* **Problem**:
List each line holding the string "region".

[Data entries for graphics]

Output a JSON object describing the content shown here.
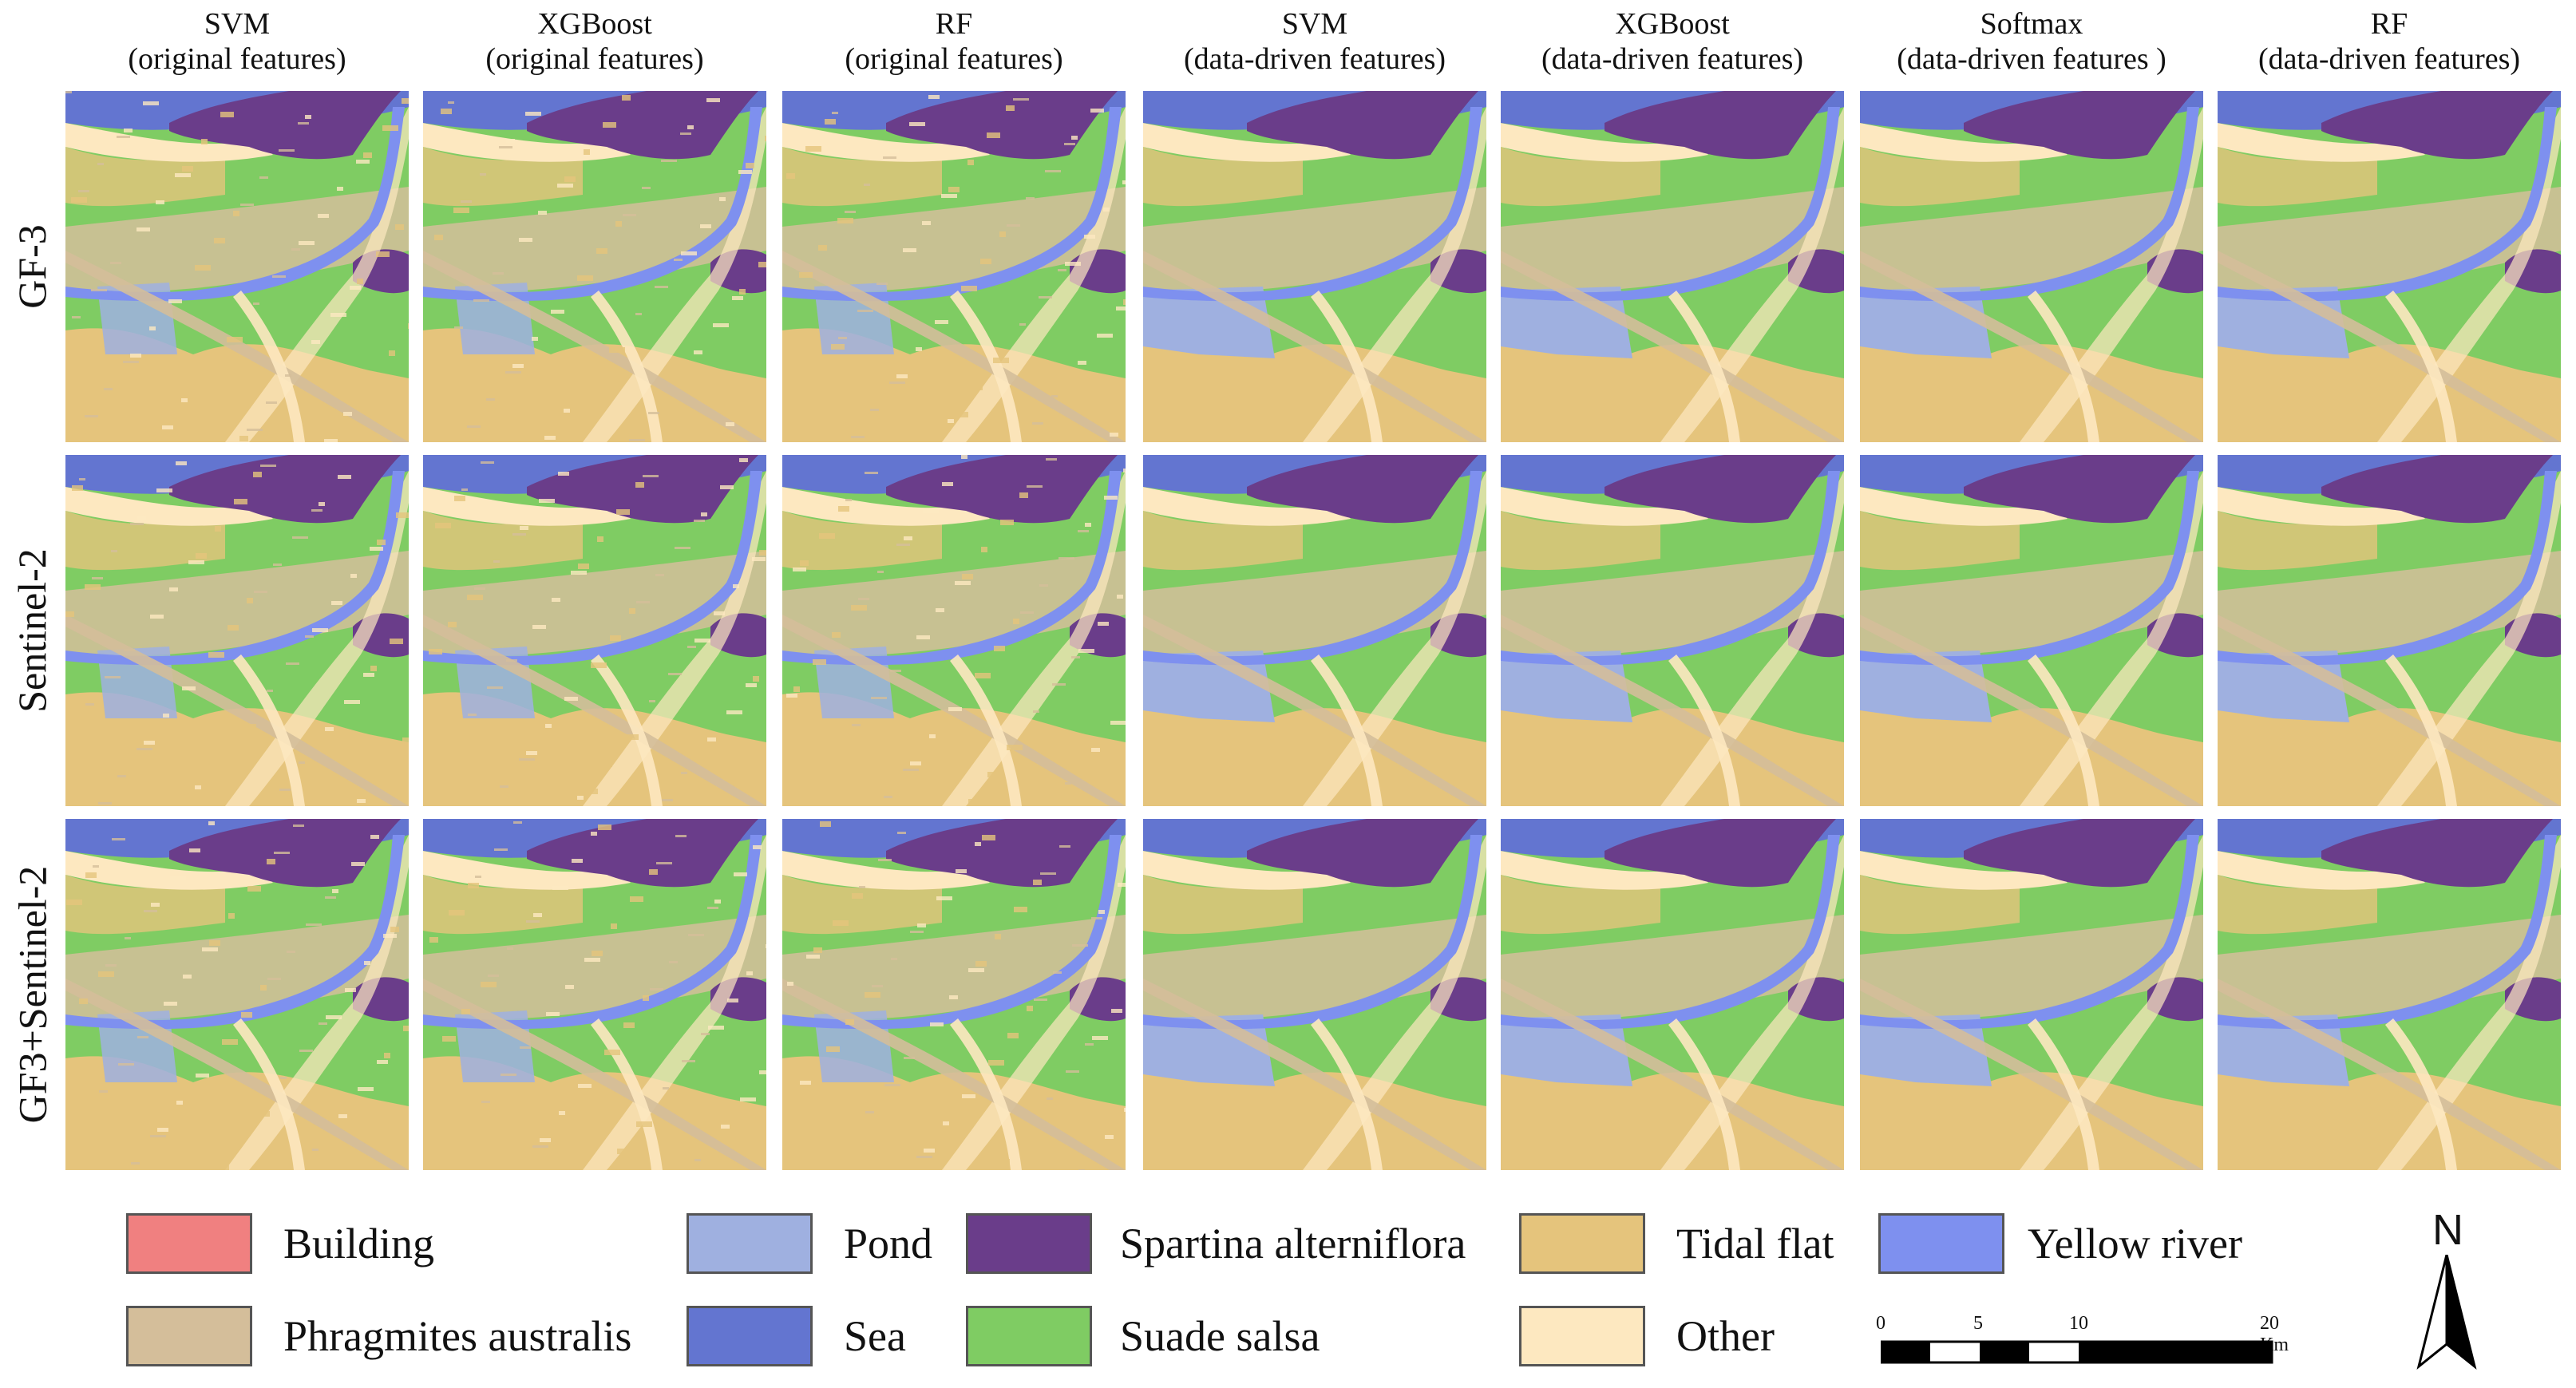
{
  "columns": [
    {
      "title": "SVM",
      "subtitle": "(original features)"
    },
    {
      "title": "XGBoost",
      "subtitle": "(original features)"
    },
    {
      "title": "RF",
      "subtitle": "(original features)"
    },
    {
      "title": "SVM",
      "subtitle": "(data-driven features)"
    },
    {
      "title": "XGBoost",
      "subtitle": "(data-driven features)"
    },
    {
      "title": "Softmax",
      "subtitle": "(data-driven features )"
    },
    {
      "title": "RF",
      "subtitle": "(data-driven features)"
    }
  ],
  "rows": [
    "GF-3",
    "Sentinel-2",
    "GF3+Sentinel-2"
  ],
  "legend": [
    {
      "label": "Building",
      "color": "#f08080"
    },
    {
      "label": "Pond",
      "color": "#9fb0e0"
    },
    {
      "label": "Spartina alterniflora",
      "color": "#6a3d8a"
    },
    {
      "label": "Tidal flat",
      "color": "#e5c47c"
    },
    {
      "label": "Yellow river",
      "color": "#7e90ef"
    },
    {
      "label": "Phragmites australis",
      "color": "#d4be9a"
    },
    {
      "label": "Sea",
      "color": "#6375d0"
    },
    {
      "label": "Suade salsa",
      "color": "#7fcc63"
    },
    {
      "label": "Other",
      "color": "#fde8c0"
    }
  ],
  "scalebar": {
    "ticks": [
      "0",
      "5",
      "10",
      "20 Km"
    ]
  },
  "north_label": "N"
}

* * *

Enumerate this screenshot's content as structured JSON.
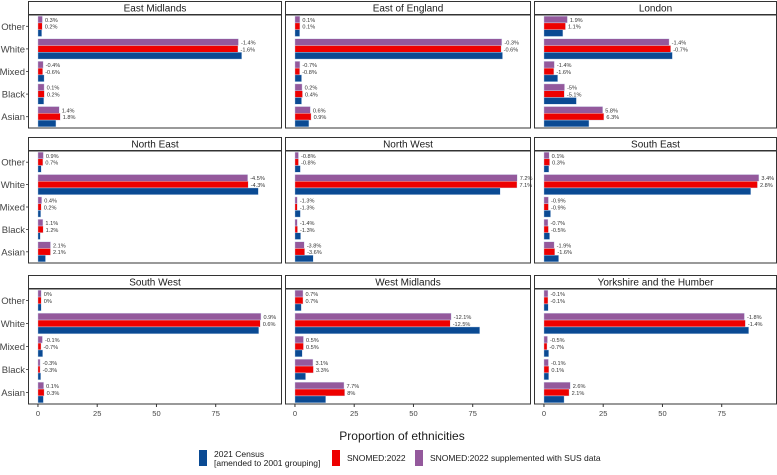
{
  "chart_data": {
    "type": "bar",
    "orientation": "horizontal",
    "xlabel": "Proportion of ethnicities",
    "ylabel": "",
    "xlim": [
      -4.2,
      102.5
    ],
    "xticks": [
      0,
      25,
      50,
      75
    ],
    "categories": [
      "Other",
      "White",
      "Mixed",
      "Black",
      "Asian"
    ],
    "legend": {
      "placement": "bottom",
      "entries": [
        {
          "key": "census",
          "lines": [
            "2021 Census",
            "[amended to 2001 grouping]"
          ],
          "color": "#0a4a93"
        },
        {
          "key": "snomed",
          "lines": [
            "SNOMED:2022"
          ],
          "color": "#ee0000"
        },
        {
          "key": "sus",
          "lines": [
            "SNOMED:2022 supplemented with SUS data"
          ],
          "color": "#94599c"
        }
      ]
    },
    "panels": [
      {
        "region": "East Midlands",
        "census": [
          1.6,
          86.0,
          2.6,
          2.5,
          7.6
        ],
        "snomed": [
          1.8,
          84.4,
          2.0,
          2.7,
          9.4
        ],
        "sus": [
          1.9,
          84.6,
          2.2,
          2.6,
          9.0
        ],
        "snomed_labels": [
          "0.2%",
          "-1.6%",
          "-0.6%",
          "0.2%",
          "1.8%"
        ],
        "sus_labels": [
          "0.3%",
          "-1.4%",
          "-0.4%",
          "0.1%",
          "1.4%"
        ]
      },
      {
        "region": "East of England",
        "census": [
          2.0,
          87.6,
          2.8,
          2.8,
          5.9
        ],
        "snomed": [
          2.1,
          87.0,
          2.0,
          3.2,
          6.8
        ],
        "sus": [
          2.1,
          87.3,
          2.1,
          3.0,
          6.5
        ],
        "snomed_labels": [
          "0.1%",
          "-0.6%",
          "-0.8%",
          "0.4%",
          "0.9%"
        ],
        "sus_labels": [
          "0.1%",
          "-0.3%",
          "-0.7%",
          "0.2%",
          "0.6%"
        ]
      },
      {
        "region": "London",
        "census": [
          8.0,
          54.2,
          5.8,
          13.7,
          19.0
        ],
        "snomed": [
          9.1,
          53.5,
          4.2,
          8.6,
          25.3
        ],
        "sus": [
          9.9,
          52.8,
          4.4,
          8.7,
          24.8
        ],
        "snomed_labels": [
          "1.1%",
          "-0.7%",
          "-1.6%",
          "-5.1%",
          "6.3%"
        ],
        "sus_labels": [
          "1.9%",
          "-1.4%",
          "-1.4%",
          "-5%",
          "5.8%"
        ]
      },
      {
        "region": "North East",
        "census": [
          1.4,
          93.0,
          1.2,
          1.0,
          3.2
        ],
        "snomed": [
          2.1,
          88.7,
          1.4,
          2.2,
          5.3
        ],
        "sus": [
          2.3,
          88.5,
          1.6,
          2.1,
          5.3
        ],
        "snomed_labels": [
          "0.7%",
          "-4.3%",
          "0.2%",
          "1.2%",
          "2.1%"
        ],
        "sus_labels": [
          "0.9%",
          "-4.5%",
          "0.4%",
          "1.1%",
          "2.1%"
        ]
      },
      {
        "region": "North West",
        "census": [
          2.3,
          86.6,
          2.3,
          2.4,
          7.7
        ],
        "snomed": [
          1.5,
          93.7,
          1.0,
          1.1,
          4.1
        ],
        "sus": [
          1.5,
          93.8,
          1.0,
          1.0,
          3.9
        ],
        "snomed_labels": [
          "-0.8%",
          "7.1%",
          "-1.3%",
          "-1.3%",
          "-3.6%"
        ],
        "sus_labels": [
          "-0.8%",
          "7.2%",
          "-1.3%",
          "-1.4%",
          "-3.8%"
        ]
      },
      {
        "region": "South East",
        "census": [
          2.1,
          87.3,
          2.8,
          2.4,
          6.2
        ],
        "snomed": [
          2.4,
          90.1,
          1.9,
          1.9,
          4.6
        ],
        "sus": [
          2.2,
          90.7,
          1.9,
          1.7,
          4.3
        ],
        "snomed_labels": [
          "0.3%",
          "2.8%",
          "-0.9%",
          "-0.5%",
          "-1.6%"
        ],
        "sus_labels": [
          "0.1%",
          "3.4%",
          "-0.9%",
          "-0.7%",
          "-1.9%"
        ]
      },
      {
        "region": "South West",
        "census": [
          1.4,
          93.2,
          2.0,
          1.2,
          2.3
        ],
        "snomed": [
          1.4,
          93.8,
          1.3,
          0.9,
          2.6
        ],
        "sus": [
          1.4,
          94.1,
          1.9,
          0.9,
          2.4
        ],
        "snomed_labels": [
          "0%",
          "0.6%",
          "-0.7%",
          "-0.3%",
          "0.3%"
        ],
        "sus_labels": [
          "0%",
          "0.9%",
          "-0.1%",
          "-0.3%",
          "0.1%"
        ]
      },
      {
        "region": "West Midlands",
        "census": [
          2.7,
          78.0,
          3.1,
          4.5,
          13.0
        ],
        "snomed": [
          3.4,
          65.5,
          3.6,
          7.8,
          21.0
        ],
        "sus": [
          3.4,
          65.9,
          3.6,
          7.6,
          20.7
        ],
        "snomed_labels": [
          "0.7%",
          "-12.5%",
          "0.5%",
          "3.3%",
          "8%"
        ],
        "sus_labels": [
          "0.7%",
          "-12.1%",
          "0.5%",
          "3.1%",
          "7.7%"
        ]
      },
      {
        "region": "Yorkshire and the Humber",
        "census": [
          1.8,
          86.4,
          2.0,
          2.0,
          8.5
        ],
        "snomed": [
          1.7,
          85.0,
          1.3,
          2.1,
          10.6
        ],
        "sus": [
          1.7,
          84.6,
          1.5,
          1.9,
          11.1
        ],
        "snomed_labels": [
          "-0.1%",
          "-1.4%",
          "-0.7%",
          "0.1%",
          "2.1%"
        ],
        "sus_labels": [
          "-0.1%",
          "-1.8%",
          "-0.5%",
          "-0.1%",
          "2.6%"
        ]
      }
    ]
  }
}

* **Output below**:
        "region": "East Midlands",
        "region": "East of England",
        "region": "London",
        "region": "North East",
        "region": "North West",
        "region": "South East",
        "region": "South West",
        "region": "West Midlands",
        "region": "Yorkshire and the Humber",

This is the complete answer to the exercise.